Request: Nothing should be left out: output all of the entries exactly.
-- start --
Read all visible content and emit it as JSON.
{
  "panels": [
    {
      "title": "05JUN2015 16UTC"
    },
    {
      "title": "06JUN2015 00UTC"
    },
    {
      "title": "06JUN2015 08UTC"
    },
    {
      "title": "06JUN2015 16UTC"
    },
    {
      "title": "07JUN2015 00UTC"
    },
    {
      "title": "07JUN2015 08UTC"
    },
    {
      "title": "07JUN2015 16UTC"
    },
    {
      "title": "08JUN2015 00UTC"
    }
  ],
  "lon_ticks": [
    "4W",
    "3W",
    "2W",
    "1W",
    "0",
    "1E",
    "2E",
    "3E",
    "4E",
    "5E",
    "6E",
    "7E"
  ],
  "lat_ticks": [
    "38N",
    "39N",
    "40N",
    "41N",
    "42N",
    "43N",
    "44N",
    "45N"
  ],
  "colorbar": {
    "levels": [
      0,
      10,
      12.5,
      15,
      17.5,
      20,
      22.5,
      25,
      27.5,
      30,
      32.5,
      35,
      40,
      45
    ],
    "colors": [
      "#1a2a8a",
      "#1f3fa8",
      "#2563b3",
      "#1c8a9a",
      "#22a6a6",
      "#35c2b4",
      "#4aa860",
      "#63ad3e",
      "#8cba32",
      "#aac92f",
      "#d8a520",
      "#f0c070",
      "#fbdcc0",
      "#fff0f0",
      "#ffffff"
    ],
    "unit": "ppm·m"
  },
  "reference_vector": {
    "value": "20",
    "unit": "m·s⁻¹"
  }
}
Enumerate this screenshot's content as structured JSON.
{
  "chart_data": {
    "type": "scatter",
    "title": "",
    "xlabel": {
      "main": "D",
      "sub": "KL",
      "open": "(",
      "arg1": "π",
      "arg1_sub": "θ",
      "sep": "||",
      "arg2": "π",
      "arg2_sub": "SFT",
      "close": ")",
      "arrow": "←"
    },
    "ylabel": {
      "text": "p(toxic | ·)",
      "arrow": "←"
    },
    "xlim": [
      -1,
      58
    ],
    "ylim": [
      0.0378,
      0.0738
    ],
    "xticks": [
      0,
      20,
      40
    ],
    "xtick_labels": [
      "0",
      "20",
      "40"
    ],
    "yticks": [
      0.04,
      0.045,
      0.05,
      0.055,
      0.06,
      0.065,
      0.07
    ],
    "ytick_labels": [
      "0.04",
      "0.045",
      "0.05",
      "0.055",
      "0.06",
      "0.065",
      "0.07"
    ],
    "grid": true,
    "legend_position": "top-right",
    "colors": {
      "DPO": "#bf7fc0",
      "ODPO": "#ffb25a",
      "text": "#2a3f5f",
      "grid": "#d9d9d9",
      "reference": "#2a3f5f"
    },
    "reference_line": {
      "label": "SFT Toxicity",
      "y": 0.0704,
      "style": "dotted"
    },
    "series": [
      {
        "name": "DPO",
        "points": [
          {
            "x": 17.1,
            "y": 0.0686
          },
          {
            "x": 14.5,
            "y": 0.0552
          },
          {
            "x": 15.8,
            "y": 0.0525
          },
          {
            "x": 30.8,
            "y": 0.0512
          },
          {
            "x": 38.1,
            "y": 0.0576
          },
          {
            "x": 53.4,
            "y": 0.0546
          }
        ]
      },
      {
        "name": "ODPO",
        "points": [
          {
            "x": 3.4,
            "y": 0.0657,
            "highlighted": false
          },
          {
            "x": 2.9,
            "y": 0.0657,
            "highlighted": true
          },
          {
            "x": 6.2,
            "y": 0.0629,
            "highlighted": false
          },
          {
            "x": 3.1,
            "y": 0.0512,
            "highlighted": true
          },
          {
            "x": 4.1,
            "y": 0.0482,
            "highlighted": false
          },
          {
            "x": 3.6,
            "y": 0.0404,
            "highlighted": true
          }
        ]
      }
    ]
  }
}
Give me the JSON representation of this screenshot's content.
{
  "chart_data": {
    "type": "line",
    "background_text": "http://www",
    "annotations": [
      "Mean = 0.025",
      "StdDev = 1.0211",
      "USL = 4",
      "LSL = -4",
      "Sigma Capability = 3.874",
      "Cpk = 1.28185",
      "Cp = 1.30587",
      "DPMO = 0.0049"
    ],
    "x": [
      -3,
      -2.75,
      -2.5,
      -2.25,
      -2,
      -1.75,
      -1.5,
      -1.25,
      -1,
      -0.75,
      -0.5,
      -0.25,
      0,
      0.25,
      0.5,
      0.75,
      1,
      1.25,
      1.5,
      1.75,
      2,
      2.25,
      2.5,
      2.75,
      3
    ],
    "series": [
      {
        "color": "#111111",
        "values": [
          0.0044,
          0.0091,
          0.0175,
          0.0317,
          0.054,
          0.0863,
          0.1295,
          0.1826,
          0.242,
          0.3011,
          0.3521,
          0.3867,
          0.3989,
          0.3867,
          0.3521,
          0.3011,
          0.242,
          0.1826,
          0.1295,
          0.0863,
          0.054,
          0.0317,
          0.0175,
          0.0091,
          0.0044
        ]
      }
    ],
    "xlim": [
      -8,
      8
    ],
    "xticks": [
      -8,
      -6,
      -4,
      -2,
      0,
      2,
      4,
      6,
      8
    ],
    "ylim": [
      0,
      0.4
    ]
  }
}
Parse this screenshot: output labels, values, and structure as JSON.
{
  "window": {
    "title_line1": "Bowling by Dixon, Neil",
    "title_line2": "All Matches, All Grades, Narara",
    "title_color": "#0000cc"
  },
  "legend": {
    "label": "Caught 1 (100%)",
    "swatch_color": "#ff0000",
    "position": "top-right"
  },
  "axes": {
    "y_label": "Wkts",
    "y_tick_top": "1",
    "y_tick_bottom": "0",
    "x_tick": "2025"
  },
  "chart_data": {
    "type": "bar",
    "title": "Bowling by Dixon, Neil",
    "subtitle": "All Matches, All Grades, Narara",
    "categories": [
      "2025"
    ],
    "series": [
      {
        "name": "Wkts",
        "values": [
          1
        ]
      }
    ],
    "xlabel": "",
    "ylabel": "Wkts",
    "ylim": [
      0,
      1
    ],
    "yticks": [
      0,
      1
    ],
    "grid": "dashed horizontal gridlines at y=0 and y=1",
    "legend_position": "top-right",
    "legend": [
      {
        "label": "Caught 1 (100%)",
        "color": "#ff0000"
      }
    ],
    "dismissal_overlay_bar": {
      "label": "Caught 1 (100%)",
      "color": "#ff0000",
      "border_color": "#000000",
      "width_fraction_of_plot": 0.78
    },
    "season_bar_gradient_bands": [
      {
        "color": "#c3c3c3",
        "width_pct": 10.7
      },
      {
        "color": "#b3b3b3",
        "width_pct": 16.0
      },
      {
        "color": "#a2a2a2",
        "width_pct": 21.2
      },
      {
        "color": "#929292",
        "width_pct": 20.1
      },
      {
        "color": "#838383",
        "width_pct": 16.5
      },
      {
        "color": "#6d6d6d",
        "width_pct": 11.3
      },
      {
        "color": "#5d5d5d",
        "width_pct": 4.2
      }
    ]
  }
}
-- end --
Written response:
Read all visible content and emit it as JSON.
{
  "panels": [
    {
      "title": "05JUN2015 16UTC"
    },
    {
      "title": "06JUN2015 00UTC"
    },
    {
      "title": "06JUN2015 08UTC"
    },
    {
      "title": "06JUN2015 16UTC"
    },
    {
      "title": "07JUN2015 00UTC"
    },
    {
      "title": "07JUN2015 08UTC"
    },
    {
      "title": "07JUN2015 16UTC"
    },
    {
      "title": "08JUN2015 00UTC"
    }
  ],
  "lon_ticks": [
    "4W",
    "3W",
    "2W",
    "1W",
    "0",
    "1E",
    "2E",
    "3E",
    "4E",
    "5E",
    "6E",
    "7E"
  ],
  "lat_ticks": [
    "38N",
    "39N",
    "40N",
    "41N",
    "42N",
    "43N",
    "44N",
    "45N"
  ],
  "colorbar": {
    "levels": [
      0,
      10,
      12.5,
      15,
      17.5,
      20,
      22.5,
      25,
      27.5,
      30,
      32.5,
      35,
      40,
      45
    ],
    "colors": [
      "#1a2a8a",
      "#1f3fa8",
      "#2563b3",
      "#1c8a9a",
      "#22a6a6",
      "#35c2b4",
      "#4aa860",
      "#63ad3e",
      "#8cba32",
      "#aac92f",
      "#d8a520",
      "#f0c070",
      "#fbdcc0",
      "#fff0f0",
      "#ffffff"
    ],
    "unit": "ppm·m"
  },
  "reference_vector": {
    "value": "20",
    "unit": "m·s⁻¹"
  }
}
Enumerate this screenshot's content as structured JSON.
{
  "chart_data": {
    "type": "scatter",
    "title": "",
    "xlabel": {
      "main": "D",
      "sub": "KL",
      "open": "(",
      "arg1": "π",
      "arg1_sub": "θ",
      "sep": "||",
      "arg2": "π",
      "arg2_sub": "SFT",
      "close": ")",
      "arrow": "←"
    },
    "ylabel": {
      "text": "p(toxic | ·)",
      "arrow": "←"
    },
    "xlim": [
      -1,
      58
    ],
    "ylim": [
      0.0378,
      0.0738
    ],
    "xticks": [
      0,
      20,
      40
    ],
    "xtick_labels": [
      "0",
      "20",
      "40"
    ],
    "yticks": [
      0.04,
      0.045,
      0.05,
      0.055,
      0.06,
      0.065,
      0.07
    ],
    "ytick_labels": [
      "0.04",
      "0.045",
      "0.05",
      "0.055",
      "0.06",
      "0.065",
      "0.07"
    ],
    "grid": true,
    "legend_position": "top-right",
    "colors": {
      "DPO": "#bf7fc0",
      "ODPO": "#ffb25a",
      "text": "#2a3f5f",
      "grid": "#d9d9d9",
      "reference": "#2a3f5f"
    },
    "reference_line": {
      "label": "SFT Toxicity",
      "y": 0.0704,
      "style": "dotted"
    },
    "series": [
      {
        "name": "DPO",
        "points": [
          {
            "x": 17.1,
            "y": 0.0686
          },
          {
            "x": 14.5,
            "y": 0.0552
          },
          {
            "x": 15.8,
            "y": 0.0525
          },
          {
            "x": 30.8,
            "y": 0.0512
          },
          {
            "x": 38.1,
            "y": 0.0576
          },
          {
            "x": 53.4,
            "y": 0.0546
          }
        ]
      },
      {
        "name": "ODPO",
        "points": [
          {
            "x": 3.4,
            "y": 0.0657,
            "highlighted": false
          },
          {
            "x": 2.9,
            "y": 0.0657,
            "highlighted": true
          },
          {
            "x": 6.2,
            "y": 0.0629,
            "highlighted": false
          },
          {
            "x": 3.1,
            "y": 0.0512,
            "highlighted": true
          },
          {
            "x": 4.1,
            "y": 0.0482,
            "highlighted": false
          },
          {
            "x": 3.6,
            "y": 0.0404,
            "highlighted": true
          }
        ]
      }
    ]
  }
}
Give me the JSON representation of this screenshot's content.
{
  "chart_data": {
    "type": "line",
    "background_text": "http://www",
    "annotations": [
      "Mean = 0.025",
      "StdDev = 1.0211",
      "USL = 4",
      "LSL = -4",
      "Sigma Capability = 3.874",
      "Cpk = 1.28185",
      "Cp = 1.30587",
      "DPMO = 0.0049"
    ],
    "x": [
      -3,
      -2.75,
      -2.5,
      -2.25,
      -2,
      -1.75,
      -1.5,
      -1.25,
      -1,
      -0.75,
      -0.5,
      -0.25,
      0,
      0.25,
      0.5,
      0.75,
      1,
      1.25,
      1.5,
      1.75,
      2,
      2.25,
      2.5,
      2.75,
      3
    ],
    "series": [
      {
        "color": "#111111",
        "values": [
          0.0044,
          0.0091,
          0.0175,
          0.0317,
          0.054,
          0.0863,
          0.1295,
          0.1826,
          0.242,
          0.3011,
          0.3521,
          0.3867,
          0.3989,
          0.3867,
          0.3521,
          0.3011,
          0.242,
          0.1826,
          0.1295,
          0.0863,
          0.054,
          0.0317,
          0.0175,
          0.0091,
          0.0044
        ]
      }
    ],
    "xlim": [
      -8,
      8
    ],
    "xticks": [
      -8,
      -6,
      -4,
      -2,
      0,
      2,
      4,
      6,
      8
    ],
    "ylim": [
      0,
      0.4
    ]
  }
}
Parse this screenshot: output labels, values, and structure as JSON.
{
  "window": {
    "title_line1": "Bowling by Dixon, Neil",
    "title_line2": "All Matches, All Grades, Narara",
    "title_color": "#0000cc"
  },
  "legend": {
    "label": "Caught 1 (100%)",
    "swatch_color": "#ff0000",
    "position": "top-right"
  },
  "axes": {
    "y_label": "Wkts",
    "y_tick_top": "1",
    "y_tick_bottom": "0",
    "x_tick": "2025"
  },
  "chart_data": {
    "type": "bar",
    "title": "Bowling by Dixon, Neil",
    "subtitle": "All Matches, All Grades, Narara",
    "categories": [
      "2025"
    ],
    "series": [
      {
        "name": "Wkts",
        "values": [
          1
        ]
      }
    ],
    "xlabel": "",
    "ylabel": "Wkts",
    "ylim": [
      0,
      1
    ],
    "yticks": [
      0,
      1
    ],
    "grid": "dashed horizontal gridlines at y=0 and y=1",
    "legend_position": "top-right",
    "legend": [
      {
        "label": "Caught 1 (100%)",
        "color": "#ff0000"
      }
    ],
    "dismissal_overlay_bar": {
      "label": "Caught 1 (100%)",
      "color": "#ff0000",
      "border_color": "#000000",
      "width_fraction_of_plot": 0.78
    },
    "season_bar_gradient_bands": [
      {
        "color": "#c3c3c3",
        "width_pct": 10.7
      },
      {
        "color": "#b3b3b3",
        "width_pct": 16.0
      },
      {
        "color": "#a2a2a2",
        "width_pct": 21.2
      },
      {
        "color": "#929292",
        "width_pct": 20.1
      },
      {
        "color": "#838383",
        "width_pct": 16.5
      },
      {
        "color": "#6d6d6d",
        "width_pct": 11.3
      },
      {
        "color": "#5d5d5d",
        "width_pct": 4.2
      }
    ]
  }
}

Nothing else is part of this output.